**QUOTED TEXT:**
Source code for pytorch_forecasting.models.timexer.sub_modules

"""
Implementation of `nn.Modules` for TimeXer model.
"""

import math
from math import sqrt

import numpy as np
import torch
import torch.nn as nn
import torch.nn.functional as F



[docs]
class TriangularCausalMask:
    """
    Triangular causal mask for attention mechanism.
    """

    def __init__(self, B, L, device="cpu"):
        mask_shape = [B, 1, L, L]
        with torch.no_grad():
            self._mask = torch.triu(
                torch.ones(mask_shape, dtype=torch.bool), diagonal=1
            ).to(device)

    @property
    def mask(self):
        return self._mask




[docs]
class FullAttention(nn.Module):
    """
    Full attention mechanism with optional masking and dropout.
    Args:
        mask_flag (bool): Whether to apply masking.
        factor (int): Factor for scaling the attention scores.
        scale (float): Scaling factor for attention scores.
        attention_dropout (float): Dropout rate for attention scores.
        output_attention (bool): Whether to output attention weights.
        use_efficient_attention (bool): Whether to use PyTorch's native,
            optimized Scaled Dot Product Attention implementation which can
            reduce computation time and memory consumption for longer sequences.
            PyTorch automatically selects the optimal backend (FlashAttention-2,
            Memory-Efficient Attention, or their own C++ implementation) based
            on user's input properties, hardware capabilities, and build
            configuration.
    """

    def __init__(
        self,
        mask_flag=True,
        factor=5,
        scale=None,
        attention_dropout=0.1,
        output_attention=False,
        use_efficient_attention=False,
    ):
        super().__init__()

        if output_attention and use_efficient_attention:
            raise ValueError(
                "Cannot output attention scores using efficient attention. "
                "Set `use_efficient_attention=False` or "
                "`output_attention=False`."
            )

        self.scale = scale
        self.mask_flag = mask_flag
        self.output_attention = output_attention
        self.use_efficient_attention = use_efficient_attention
        self.dropout = nn.Dropout(attention_dropout)


[docs]
    def forward(self, queries, keys, values, attn_mask, tau=None, delta=None):
        if self.use_efficient_attention:
            V, A = self._efficient_attention(queries, keys, values, attn_mask)
        else:
            V, A = self._einsum_attention(queries, keys, values, attn_mask)

[Listings of boxed layout items]

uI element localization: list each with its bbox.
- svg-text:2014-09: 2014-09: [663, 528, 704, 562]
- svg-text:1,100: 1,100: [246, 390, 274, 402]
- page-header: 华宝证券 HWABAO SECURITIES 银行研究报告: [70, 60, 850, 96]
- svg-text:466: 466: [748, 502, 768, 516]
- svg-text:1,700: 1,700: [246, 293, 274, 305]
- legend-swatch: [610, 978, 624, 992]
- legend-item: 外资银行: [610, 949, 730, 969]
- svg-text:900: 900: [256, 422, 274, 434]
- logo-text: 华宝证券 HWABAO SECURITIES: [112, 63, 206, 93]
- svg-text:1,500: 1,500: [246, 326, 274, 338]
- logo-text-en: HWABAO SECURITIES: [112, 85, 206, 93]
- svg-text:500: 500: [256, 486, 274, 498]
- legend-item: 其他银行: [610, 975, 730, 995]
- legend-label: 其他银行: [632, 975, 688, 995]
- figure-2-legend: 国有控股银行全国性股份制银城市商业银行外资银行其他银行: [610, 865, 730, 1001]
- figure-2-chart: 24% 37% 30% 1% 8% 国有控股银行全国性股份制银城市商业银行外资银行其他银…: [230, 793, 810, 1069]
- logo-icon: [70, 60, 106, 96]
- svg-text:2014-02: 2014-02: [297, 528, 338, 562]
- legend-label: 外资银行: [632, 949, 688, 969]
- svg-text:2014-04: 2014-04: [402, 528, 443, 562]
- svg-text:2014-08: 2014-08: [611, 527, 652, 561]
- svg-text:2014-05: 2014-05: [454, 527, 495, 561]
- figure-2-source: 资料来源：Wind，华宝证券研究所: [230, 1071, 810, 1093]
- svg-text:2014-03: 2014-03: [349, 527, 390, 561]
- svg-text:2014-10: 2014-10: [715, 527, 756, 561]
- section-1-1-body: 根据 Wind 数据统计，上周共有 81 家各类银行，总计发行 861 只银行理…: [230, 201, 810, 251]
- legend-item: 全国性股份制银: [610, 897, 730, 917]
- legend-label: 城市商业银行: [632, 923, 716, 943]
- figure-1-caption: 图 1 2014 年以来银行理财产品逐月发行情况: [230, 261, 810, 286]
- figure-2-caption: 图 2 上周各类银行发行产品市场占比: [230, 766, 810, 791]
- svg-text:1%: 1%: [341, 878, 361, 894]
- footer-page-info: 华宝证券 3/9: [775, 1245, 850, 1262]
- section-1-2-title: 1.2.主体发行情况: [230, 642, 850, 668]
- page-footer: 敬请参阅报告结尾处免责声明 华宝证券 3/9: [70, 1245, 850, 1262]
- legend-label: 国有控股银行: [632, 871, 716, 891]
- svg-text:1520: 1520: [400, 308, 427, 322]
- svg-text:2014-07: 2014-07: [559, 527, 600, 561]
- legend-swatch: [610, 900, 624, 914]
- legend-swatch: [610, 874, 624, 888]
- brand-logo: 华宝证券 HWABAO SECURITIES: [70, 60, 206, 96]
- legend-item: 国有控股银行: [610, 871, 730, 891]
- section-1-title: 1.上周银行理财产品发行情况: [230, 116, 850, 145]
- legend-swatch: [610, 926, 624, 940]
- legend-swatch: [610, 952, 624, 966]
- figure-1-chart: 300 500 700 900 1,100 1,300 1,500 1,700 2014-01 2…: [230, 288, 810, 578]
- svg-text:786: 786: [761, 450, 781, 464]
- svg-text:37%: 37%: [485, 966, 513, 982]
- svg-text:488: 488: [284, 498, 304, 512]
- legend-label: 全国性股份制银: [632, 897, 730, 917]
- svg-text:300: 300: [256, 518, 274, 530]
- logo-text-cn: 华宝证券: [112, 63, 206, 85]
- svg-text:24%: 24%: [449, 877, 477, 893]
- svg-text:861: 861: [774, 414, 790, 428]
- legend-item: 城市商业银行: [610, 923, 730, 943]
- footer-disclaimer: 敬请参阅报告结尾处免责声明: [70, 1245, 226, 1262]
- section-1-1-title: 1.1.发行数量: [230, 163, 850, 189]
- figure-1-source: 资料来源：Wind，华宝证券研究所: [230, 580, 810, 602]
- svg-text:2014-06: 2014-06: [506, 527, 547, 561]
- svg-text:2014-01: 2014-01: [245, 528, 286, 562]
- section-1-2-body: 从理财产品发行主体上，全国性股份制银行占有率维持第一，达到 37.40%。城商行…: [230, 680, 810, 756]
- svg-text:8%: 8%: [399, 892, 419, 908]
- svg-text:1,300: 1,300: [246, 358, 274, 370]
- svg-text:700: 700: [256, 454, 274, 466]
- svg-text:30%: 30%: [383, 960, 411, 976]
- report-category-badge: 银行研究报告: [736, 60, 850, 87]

**REQUIRED ACTIONS:**
1/ In the TimeXer source code, what is the default value of `attention_dropout` in the `FullAttention` constructor?
2/ Copy the passage of the TimeXer source code that begins with the words containing "Full attention mechanism" and ends with "output attention weights.".
The listings have no connection to the TimeXer source code.

**WRITTEN RESPONSES:**
1/ 0.1

2/
Full attention mechanism with optional masking and dropout.
    Args:
        mask_flag (bool): Whether to apply masking.
        factor (int): Factor for scaling the attention scores.
        scale (float): Scaling factor for attention scores.
        attention_dropout (float): Dropout rate for attention scores.
        output_attention (bool): Whether to output attention weights.